> REQUIRED TASK:
Look below for the line with "Transcribe the text in this document.", and from there restate every line word for word until the entries end.

> DATA FOR THE TASK:
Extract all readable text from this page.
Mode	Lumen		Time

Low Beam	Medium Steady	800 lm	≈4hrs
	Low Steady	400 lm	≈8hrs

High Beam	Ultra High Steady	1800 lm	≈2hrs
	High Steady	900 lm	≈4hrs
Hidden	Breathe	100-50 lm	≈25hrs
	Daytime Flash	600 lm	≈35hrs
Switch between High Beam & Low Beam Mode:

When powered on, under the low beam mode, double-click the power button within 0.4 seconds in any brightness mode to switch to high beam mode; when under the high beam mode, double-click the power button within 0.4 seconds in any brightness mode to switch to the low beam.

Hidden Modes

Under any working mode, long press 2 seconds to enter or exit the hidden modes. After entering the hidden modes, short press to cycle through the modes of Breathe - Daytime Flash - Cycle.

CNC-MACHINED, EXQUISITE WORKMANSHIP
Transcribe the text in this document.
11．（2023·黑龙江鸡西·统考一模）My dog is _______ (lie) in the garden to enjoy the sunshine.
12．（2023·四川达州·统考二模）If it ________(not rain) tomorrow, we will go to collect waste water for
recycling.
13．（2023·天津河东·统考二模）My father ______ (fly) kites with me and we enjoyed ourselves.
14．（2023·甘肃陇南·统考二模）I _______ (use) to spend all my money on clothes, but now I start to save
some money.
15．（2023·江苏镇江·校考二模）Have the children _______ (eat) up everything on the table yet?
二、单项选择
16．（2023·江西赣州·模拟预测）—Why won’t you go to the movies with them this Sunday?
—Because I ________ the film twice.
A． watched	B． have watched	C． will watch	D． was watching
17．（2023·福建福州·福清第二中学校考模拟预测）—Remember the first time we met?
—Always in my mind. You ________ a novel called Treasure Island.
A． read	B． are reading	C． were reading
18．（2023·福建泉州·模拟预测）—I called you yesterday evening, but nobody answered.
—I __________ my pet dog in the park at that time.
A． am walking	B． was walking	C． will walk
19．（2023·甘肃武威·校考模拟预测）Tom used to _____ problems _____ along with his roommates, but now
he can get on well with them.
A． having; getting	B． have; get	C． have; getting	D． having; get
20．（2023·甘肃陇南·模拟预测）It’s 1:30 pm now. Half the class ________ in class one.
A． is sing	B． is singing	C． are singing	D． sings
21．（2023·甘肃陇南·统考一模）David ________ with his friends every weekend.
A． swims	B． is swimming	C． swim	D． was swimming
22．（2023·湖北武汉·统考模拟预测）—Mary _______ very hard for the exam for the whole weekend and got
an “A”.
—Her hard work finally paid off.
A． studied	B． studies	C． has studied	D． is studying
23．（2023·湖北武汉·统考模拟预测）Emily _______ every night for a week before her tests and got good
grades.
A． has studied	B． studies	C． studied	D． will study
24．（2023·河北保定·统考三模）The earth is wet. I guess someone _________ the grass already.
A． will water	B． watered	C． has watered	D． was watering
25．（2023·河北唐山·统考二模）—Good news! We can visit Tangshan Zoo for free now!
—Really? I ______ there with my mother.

> IN RESPONSE:
Transcribe the text in this document.
11．（2023·黑龙江鸡西·统考一模）My dog is _______ (lie) in the garden to enjoy the sunshine.
12．（2023·四川达州·统考二模）If it ________(not rain) tomorrow, we will go to collect waste water for
recycling.
13．（2023·天津河东·统考二模）My father ______ (fly) kites with me and we enjoyed ourselves.
14．（2023·甘肃陇南·统考二模）I _______ (use) to spend all my money on clothes, but now I start to save
some money.
15．（2023·江苏镇江·校考二模）Have the children _______ (eat) up everything on the table yet?
二、单项选择
16．（2023·江西赣州·模拟预测）—Why won’t you go to the movies with them this Sunday?
—Because I ________ the film twice.
A． watched	B． have watched	C． will watch	D． was watching
17．（2023·福建福州·福清第二中学校考模拟预测）—Remember the first time we met?
—Always in my mind. You ________ a novel called Treasure Island.
A． read	B． are reading	C． were reading
18．（2023·福建泉州·模拟预测）—I called you yesterday evening, but nobody answered.
—I __________ my pet dog in the park at that time.
A． am walking	B． was walking	C． will walk
19．（2023·甘肃武威·校考模拟预测）Tom used to _____ problems _____ along with his roommates, but now
he can get on well with them.
A． having; getting	B． have; get	C． have; getting	D． having; get
20．（2023·甘肃陇南·模拟预测）It’s 1:30 pm now. Half the class ________ in class one.
A． is sing	B． is singing	C． are singing	D． sings
21．（2023·甘肃陇南·统考一模）David ________ with his friends every weekend.
A． swims	B． is swimming	C． swim	D． was swimming
22．（2023·湖北武汉·统考模拟预测）—Mary _______ very hard for the exam for the whole weekend and got
an “A”.
—Her hard work finally paid off.
A． studied	B． studies	C． has studied	D． is studying
23．（2023·湖北武汉·统考模拟预测）Emily _______ every night for a week before her tests and got good
grades.
A． has studied	B． studies	C． studied	D． will study
24．（2023·河北保定·统考三模）The earth is wet. I guess someone _________ the grass already.
A． will water	B． watered	C． has watered	D． was watering
25．（2023·河北唐山·统考二模）—Good news! We can visit Tangshan Zoo for free now!
—Really? I ______ there with my mother.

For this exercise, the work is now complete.